Dataset items:
▼

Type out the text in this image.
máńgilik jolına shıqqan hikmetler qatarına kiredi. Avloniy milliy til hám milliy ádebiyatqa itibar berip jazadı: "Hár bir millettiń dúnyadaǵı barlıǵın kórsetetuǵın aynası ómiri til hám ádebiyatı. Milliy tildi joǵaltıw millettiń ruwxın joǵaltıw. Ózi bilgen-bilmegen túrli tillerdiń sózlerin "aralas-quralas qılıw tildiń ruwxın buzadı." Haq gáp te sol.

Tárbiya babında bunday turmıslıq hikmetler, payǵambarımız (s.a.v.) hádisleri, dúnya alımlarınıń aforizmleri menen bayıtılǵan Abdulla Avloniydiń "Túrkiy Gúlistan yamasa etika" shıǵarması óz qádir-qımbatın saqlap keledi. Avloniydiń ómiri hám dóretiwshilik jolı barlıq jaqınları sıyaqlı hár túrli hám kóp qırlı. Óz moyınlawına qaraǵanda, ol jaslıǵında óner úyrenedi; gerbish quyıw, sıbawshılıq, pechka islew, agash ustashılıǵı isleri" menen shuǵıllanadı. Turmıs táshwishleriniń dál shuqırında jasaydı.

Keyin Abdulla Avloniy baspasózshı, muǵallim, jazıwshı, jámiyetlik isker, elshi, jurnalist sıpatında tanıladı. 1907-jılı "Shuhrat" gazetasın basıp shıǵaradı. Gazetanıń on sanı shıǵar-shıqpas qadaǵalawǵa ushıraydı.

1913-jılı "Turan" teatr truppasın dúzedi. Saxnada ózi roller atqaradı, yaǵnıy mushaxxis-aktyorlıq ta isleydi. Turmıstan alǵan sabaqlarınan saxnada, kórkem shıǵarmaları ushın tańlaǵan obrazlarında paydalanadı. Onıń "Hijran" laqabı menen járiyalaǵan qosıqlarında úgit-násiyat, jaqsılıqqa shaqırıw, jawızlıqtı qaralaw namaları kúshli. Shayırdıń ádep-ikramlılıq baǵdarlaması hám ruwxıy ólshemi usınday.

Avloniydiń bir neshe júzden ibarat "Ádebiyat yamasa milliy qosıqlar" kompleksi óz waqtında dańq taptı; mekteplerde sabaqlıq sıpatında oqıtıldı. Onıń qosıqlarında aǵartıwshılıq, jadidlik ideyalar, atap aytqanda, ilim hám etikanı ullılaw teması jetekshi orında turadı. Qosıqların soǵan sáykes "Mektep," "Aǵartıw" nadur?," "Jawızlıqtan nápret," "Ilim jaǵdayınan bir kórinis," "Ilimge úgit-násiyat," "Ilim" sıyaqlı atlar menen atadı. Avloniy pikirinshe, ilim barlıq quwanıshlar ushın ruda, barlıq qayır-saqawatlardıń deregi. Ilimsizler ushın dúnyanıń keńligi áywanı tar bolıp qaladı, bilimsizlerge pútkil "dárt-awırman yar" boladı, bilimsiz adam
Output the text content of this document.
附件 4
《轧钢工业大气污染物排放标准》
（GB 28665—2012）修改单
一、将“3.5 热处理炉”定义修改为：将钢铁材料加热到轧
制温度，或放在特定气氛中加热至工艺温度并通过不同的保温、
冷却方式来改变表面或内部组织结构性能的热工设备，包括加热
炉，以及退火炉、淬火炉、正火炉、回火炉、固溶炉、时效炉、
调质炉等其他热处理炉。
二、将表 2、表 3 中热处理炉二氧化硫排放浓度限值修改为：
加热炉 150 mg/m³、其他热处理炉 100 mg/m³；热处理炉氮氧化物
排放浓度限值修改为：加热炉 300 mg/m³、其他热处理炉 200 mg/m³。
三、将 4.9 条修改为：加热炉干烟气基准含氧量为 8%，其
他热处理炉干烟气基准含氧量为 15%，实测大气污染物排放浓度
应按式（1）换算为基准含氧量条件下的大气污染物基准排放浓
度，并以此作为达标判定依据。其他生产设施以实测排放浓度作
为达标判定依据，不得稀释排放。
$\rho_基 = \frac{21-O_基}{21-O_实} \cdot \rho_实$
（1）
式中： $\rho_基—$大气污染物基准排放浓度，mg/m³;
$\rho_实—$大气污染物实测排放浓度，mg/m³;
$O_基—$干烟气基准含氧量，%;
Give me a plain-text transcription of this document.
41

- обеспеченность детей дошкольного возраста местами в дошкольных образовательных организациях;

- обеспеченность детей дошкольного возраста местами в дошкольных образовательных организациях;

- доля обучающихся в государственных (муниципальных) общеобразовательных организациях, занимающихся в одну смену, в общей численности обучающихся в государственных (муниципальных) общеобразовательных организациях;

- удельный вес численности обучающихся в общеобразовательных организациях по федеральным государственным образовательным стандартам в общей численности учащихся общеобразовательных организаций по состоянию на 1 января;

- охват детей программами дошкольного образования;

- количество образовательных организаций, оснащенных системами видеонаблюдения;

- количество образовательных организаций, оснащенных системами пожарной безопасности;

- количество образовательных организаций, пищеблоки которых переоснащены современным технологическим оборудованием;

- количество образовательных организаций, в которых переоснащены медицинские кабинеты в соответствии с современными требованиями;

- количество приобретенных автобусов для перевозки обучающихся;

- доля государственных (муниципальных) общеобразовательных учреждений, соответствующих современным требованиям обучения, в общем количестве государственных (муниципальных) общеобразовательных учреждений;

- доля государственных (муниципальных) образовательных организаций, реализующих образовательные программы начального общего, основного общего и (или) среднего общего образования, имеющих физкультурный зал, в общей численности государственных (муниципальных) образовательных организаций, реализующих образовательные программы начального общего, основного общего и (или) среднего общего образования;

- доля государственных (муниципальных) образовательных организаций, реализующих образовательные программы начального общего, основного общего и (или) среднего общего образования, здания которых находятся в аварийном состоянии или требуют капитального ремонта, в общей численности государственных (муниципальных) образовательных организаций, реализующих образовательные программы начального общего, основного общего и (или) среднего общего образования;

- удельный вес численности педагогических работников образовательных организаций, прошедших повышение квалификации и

▲

◆ Short problem: Write out every entry exactly as given.

◆ Solution to this problem:
Type out the text in this image.
máńgilik jolına shıqqan hikmetler qatarına kiredi. Avloniy milliy til hám milliy ádebiyatqa itibar berip jazadı: "Hár bir millettiń dúnyadaǵı barlıǵın kórsetetuǵın aynası ómiri til hám ádebiyatı. Milliy tildi joǵaltıw millettiń ruwxın joǵaltıw. Ózi bilgen-bilmegen túrli tillerdiń sózlerin "aralas-quralas qılıw tildiń ruwxın buzadı." Haq gáp te sol.

Tárbiya babında bunday turmıslıq hikmetler, payǵambarımız (s.a.v.) hádisleri, dúnya alımlarınıń aforizmleri menen bayıtılǵan Abdulla Avloniydiń "Túrkiy Gúlistan yamasa etika" shıǵarması óz qádir-qımbatın saqlap keledi. Avloniydiń ómiri hám dóretiwshilik jolı barlıq jaqınları sıyaqlı hár túrli hám kóp qırlı. Óz moyınlawına qaraǵanda, ol jaslıǵında óner úyrenedi; gerbish quyıw, sıbawshılıq, pechka islew, agash ustashılıǵı isleri" menen shuǵıllanadı. Turmıs táshwishleriniń dál shuqırında jasaydı.

Keyin Abdulla Avloniy baspasózshı, muǵallim, jazıwshı, jámiyetlik isker, elshi, jurnalist sıpatında tanıladı. 1907-jılı "Shuhrat" gazetasın basıp shıǵaradı. Gazetanıń on sanı shıǵar-shıqpas qadaǵalawǵa ushıraydı.

1913-jılı "Turan" teatr truppasın dúzedi. Saxnada ózi roller atqaradı, yaǵnıy mushaxxis-aktyorlıq ta isleydi. Turmıstan alǵan sabaqlarınan saxnada, kórkem shıǵarmaları ushın tańlaǵan obrazlarında paydalanadı. Onıń "Hijran" laqabı menen járiyalaǵan qosıqlarında úgit-násiyat, jaqsılıqqa shaqırıw, jawızlıqtı qaralaw namaları kúshli. Shayırdıń ádep-ikramlılıq baǵdarlaması hám ruwxıy ólshemi usınday.

Avloniydiń bir neshe júzden ibarat "Ádebiyat yamasa milliy qosıqlar" kompleksi óz waqtında dańq taptı; mekteplerde sabaqlıq sıpatında oqıtıldı. Onıń qosıqlarında aǵartıwshılıq, jadidlik ideyalar, atap aytqanda, ilim hám etikanı ullılaw teması jetekshi orında turadı. Qosıqların soǵan sáykes "Mektep," "Aǵartıw" nadur?," "Jawızlıqtan nápret," "Ilim jaǵdayınan bir kórinis," "Ilimge úgit-násiyat," "Ilim" sıyaqlı atlar menen atadı. Avloniy pikirinshe, ilim barlıq quwanıshlar ushın ruda, barlıq qayır-saqawatlardıń deregi. Ilimsizler ushın dúnyanıń keńligi áywanı tar bolıp qaladı, bilimsizlerge pútkil "dárt-awırman yar" boladı, bilimsiz adam
Output the text content of this document.
附件 4
《轧钢工业大气污染物排放标准》
（GB 28665—2012）修改单
一、将“3.5 热处理炉”定义修改为：将钢铁材料加热到轧
制温度，或放在特定气氛中加热至工艺温度并通过不同的保温、
冷却方式来改变表面或内部组织结构性能的热工设备，包括加热
炉，以及退火炉、淬火炉、正火炉、回火炉、固溶炉、时效炉、
调质炉等其他热处理炉。
二、将表 2、表 3 中热处理炉二氧化硫排放浓度限值修改为：
加热炉 150 mg/m³、其他热处理炉 100 mg/m³；热处理炉氮氧化物
排放浓度限值修改为：加热炉 300 mg/m³、其他热处理炉 200 mg/m³。
三、将 4.9 条修改为：加热炉干烟气基准含氧量为 8%，其
他热处理炉干烟气基准含氧量为 15%，实测大气污染物排放浓度
应按式（1）换算为基准含氧量条件下的大气污染物基准排放浓
度，并以此作为达标判定依据。其他生产设施以实测排放浓度作
为达标判定依据，不得稀释排放。
$\rho_基 = \frac{21-O_基}{21-O_实} \cdot \rho_实$
（1）
式中： $\rho_基—$大气污染物基准排放浓度，mg/m³;
$\rho_实—$大气污染物实测排放浓度，mg/m³;
$O_基—$干烟气基准含氧量，%;
Give me a plain-text transcription of this document.
41

- обеспеченность детей дошкольного возраста местами в дошкольных образовательных организациях;

- обеспеченность детей дошкольного возраста местами в дошкольных образовательных организациях;

- доля обучающихся в государственных (муниципальных) общеобразовательных организациях, занимающихся в одну смену, в общей численности обучающихся в государственных (муниципальных) общеобразовательных организациях;

- удельный вес численности обучающихся в общеобразовательных организациях по федеральным государственным образовательным стандартам в общей численности учащихся общеобразовательных организаций по состоянию на 1 января;

- охват детей программами дошкольного образования;

- количество образовательных организаций, оснащенных системами видеонаблюдения;

- количество образовательных организаций, оснащенных системами пожарной безопасности;

- количество образовательных организаций, пищеблоки которых переоснащены современным технологическим оборудованием;

- количество образовательных организаций, в которых переоснащены медицинские кабинеты в соответствии с современными требованиями;

- количество приобретенных автобусов для перевозки обучающихся;

- доля государственных (муниципальных) общеобразовательных учреждений, соответствующих современным требованиям обучения, в общем количестве государственных (муниципальных) общеобразовательных учреждений;

- доля государственных (муниципальных) образовательных организаций, реализующих образовательные программы начального общего, основного общего и (или) среднего общего образования, имеющих физкультурный зал, в общей численности государственных (муниципальных) образовательных организаций, реализующих образовательные программы начального общего, основного общего и (или) среднего общего образования;

- доля государственных (муниципальных) образовательных организаций, реализующих образовательные программы начального общего, основного общего и (или) среднего общего образования, здания которых находятся в аварийном состоянии или требуют капитального ремонта, в общей численности государственных (муниципальных) образовательных организаций, реализующих образовательные программы начального общего, основного общего и (или) среднего общего образования;

- удельный вес численности педагогических работников образовательных организаций, прошедших повышение квалификации и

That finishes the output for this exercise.